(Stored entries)
┌──

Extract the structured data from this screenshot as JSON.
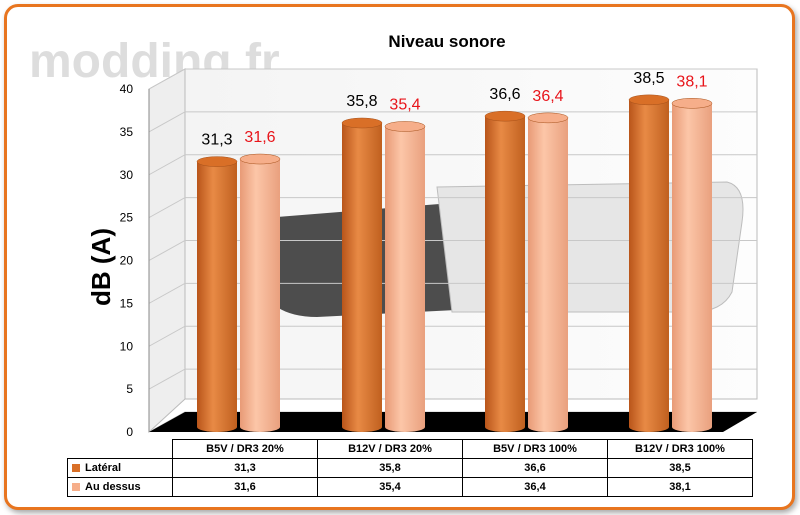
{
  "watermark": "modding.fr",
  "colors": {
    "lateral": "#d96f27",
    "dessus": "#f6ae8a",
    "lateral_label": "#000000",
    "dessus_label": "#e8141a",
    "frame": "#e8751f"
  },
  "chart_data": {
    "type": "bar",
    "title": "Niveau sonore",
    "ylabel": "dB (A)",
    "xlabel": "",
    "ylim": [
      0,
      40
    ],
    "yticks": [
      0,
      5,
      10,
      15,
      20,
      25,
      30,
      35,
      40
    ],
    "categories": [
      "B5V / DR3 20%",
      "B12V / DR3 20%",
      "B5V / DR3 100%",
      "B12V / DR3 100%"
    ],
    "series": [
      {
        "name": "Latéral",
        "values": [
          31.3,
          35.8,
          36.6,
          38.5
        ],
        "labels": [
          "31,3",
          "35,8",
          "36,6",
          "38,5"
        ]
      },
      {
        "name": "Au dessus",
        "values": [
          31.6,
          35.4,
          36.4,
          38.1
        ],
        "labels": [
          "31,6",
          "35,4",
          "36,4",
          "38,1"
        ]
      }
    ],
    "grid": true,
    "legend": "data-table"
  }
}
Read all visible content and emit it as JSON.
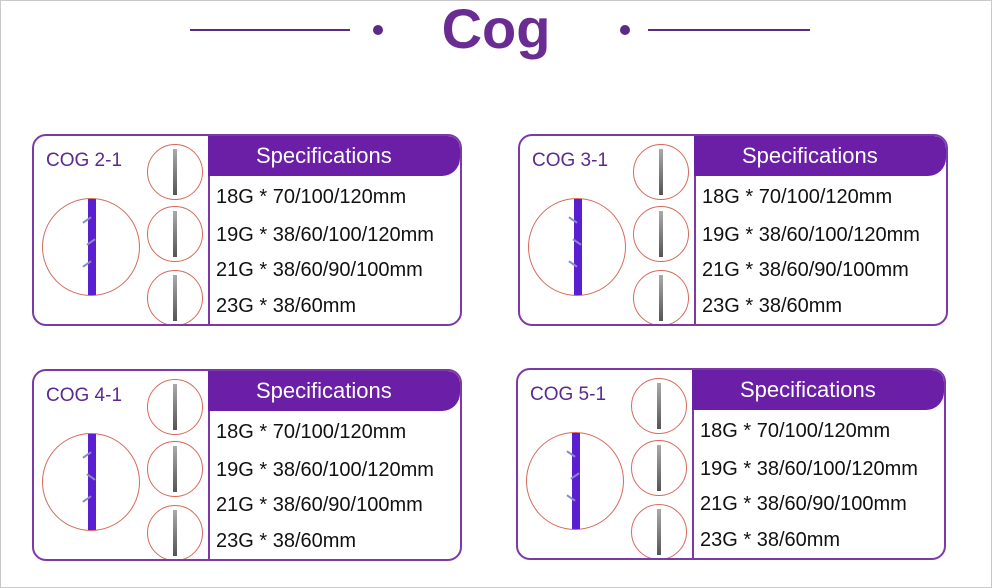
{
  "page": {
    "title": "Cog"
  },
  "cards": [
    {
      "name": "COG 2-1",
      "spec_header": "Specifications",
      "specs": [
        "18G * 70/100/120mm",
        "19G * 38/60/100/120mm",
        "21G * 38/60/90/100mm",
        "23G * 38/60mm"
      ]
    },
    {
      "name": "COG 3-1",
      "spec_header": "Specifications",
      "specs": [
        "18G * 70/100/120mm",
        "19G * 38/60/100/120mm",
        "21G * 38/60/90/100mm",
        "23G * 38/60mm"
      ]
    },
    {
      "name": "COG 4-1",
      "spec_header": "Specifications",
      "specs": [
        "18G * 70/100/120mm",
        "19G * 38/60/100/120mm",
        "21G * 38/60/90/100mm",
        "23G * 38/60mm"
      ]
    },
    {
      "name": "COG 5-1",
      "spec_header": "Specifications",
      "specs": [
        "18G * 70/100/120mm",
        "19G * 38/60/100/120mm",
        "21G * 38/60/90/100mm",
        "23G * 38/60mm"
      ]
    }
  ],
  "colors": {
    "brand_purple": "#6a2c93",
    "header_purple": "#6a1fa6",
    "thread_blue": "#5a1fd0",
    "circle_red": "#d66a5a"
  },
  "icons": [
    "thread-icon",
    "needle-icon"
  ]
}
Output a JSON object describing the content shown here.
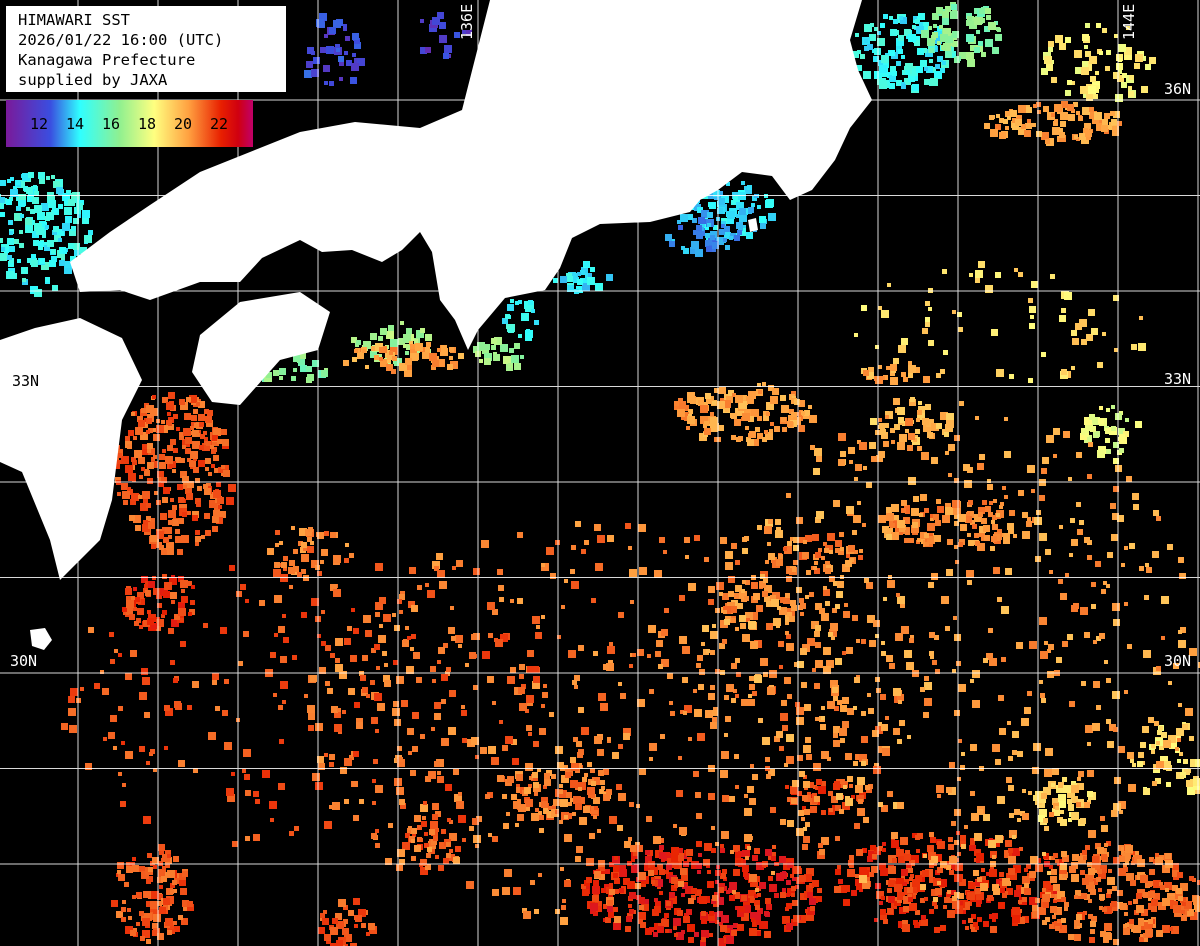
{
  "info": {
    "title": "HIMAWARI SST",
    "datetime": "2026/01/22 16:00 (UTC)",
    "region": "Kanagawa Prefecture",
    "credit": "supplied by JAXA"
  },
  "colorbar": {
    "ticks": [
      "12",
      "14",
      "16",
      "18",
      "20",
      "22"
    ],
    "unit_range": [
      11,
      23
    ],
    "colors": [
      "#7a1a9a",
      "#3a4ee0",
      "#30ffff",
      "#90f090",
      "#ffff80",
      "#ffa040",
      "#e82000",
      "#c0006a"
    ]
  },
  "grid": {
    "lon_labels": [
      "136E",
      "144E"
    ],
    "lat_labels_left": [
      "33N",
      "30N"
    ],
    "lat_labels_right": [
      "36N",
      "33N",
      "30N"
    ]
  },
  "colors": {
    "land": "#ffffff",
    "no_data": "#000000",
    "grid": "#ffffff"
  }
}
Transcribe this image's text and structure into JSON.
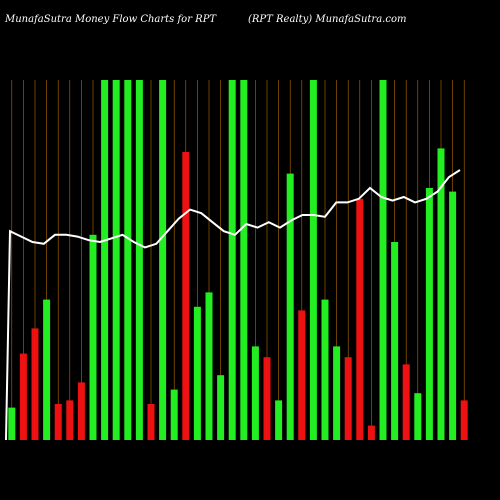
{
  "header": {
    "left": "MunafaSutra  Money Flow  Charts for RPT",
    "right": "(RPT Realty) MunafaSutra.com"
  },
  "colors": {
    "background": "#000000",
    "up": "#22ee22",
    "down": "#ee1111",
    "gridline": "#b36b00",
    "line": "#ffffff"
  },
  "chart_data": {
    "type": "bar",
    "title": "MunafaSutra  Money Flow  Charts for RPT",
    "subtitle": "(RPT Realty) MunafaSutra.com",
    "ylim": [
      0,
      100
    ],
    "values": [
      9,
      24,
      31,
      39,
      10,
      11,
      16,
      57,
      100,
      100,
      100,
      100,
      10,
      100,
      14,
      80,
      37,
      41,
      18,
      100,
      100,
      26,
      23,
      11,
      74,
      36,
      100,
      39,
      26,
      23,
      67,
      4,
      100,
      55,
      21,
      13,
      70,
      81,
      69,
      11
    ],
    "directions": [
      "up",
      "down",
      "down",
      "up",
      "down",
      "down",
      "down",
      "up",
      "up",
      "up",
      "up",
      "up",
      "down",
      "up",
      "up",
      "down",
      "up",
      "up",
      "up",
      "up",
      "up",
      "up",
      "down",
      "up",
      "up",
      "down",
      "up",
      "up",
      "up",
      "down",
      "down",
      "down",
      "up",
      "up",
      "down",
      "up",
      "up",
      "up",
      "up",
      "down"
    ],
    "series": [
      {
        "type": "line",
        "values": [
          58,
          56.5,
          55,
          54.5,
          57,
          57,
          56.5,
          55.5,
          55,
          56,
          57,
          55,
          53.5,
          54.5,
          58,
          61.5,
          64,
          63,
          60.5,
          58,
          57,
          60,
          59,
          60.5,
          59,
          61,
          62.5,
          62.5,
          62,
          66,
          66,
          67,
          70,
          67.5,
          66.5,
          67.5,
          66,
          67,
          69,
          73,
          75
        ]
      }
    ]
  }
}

└──

■ **Aim**: Without including any pictures, output all the entries above exactly.

■ **Full output**:
Extract the structured data from this screenshot as JSON.
{
  "watermark": "modding.fr",
  "colors": {
    "lateral": "#d96f27",
    "dessus": "#f6ae8a",
    "lateral_label": "#000000",
    "dessus_label": "#e8141a",
    "frame": "#e8751f"
  },
  "chart_data": {
    "type": "bar",
    "title": "Niveau sonore",
    "ylabel": "dB (A)",
    "xlabel": "",
    "ylim": [
      0,
      40
    ],
    "yticks": [
      0,
      5,
      10,
      15,
      20,
      25,
      30,
      35,
      40
    ],
    "categories": [
      "B5V / DR3 20%",
      "B12V / DR3 20%",
      "B5V / DR3 100%",
      "B12V / DR3 100%"
    ],
    "series": [
      {
        "name": "Latéral",
        "values": [
          31.3,
          35.8,
          36.6,
          38.5
        ],
        "labels": [
          "31,3",
          "35,8",
          "36,6",
          "38,5"
        ]
      },
      {
        "name": "Au dessus",
        "values": [
          31.6,
          35.4,
          36.4,
          38.1
        ],
        "labels": [
          "31,6",
          "35,4",
          "36,4",
          "38,1"
        ]
      }
    ],
    "grid": true,
    "legend": "data-table"
  }
}
Read all visible content and emit it as JSON.
{
  "page": {
    "title": "Cog"
  },
  "cards": [
    {
      "name": "COG 2-1",
      "spec_header": "Specifications",
      "specs": [
        "18G * 70/100/120mm",
        "19G * 38/60/100/120mm",
        "21G * 38/60/90/100mm",
        "23G * 38/60mm"
      ]
    },
    {
      "name": "COG 3-1",
      "spec_header": "Specifications",
      "specs": [
        "18G * 70/100/120mm",
        "19G * 38/60/100/120mm",
        "21G * 38/60/90/100mm",
        "23G * 38/60mm"
      ]
    },
    {
      "name": "COG 4-1",
      "spec_header": "Specifications",
      "specs": [
        "18G * 70/100/120mm",
        "19G * 38/60/100/120mm",
        "21G * 38/60/90/100mm",
        "23G * 38/60mm"
      ]
    },
    {
      "name": "COG 5-1",
      "spec_header": "Specifications",
      "specs": [
        "18G * 70/100/120mm",
        "19G * 38/60/100/120mm",
        "21G * 38/60/90/100mm",
        "23G * 38/60mm"
      ]
    }
  ],
  "colors": {
    "brand_purple": "#6a2c93",
    "header_purple": "#6a1fa6",
    "thread_blue": "#5a1fd0",
    "circle_red": "#d66a5a"
  },
  "icons": [
    "thread-icon",
    "needle-icon"
  ]
}
Output a JSON object describing the content shown here.
{
  "info": {
    "title": "HIMAWARI SST",
    "datetime": "2026/01/22 16:00 (UTC)",
    "region": "Kanagawa Prefecture",
    "credit": "supplied by JAXA"
  },
  "colorbar": {
    "ticks": [
      "12",
      "14",
      "16",
      "18",
      "20",
      "22"
    ],
    "unit_range": [
      11,
      23
    ],
    "colors": [
      "#7a1a9a",
      "#3a4ee0",
      "#30ffff",
      "#90f090",
      "#ffff80",
      "#ffa040",
      "#e82000",
      "#c0006a"
    ]
  },
  "grid": {
    "lon_labels": [
      "136E",
      "144E"
    ],
    "lat_labels_left": [
      "33N",
      "30N"
    ],
    "lat_labels_right": [
      "36N",
      "33N",
      "30N"
    ]
  },
  "colors": {
    "land": "#ffffff",
    "no_data": "#000000",
    "grid": "#ffffff"
  }
}
Transcribe this image's text and structure into JSON.
{
  "header": {
    "left": "MunafaSutra  Money Flow  Charts for RPT",
    "right": "(RPT Realty) MunafaSutra.com"
  },
  "colors": {
    "background": "#000000",
    "up": "#22ee22",
    "down": "#ee1111",
    "gridline": "#b36b00",
    "line": "#ffffff"
  },
  "chart_data": {
    "type": "bar",
    "title": "MunafaSutra  Money Flow  Charts for RPT",
    "subtitle": "(RPT Realty) MunafaSutra.com",
    "ylim": [
      0,
      100
    ],
    "values": [
      9,
      24,
      31,
      39,
      10,
      11,
      16,
      57,
      100,
      100,
      100,
      100,
      10,
      100,
      14,
      80,
      37,
      41,
      18,
      100,
      100,
      26,
      23,
      11,
      74,
      36,
      100,
      39,
      26,
      23,
      67,
      4,
      100,
      55,
      21,
      13,
      70,
      81,
      69,
      11
    ],
    "directions": [
      "up",
      "down",
      "down",
      "up",
      "down",
      "down",
      "down",
      "up",
      "up",
      "up",
      "up",
      "up",
      "down",
      "up",
      "up",
      "down",
      "up",
      "up",
      "up",
      "up",
      "up",
      "up",
      "down",
      "up",
      "up",
      "down",
      "up",
      "up",
      "up",
      "down",
      "down",
      "down",
      "up",
      "up",
      "down",
      "up",
      "up",
      "up",
      "up",
      "down"
    ],
    "series": [
      {
        "type": "line",
        "values": [
          58,
          56.5,
          55,
          54.5,
          57,
          57,
          56.5,
          55.5,
          55,
          56,
          57,
          55,
          53.5,
          54.5,
          58,
          61.5,
          64,
          63,
          60.5,
          58,
          57,
          60,
          59,
          60.5,
          59,
          61,
          62.5,
          62.5,
          62,
          66,
          66,
          67,
          70,
          67.5,
          66.5,
          67.5,
          66,
          67,
          69,
          73,
          75
        ]
      }
    ]
  }
}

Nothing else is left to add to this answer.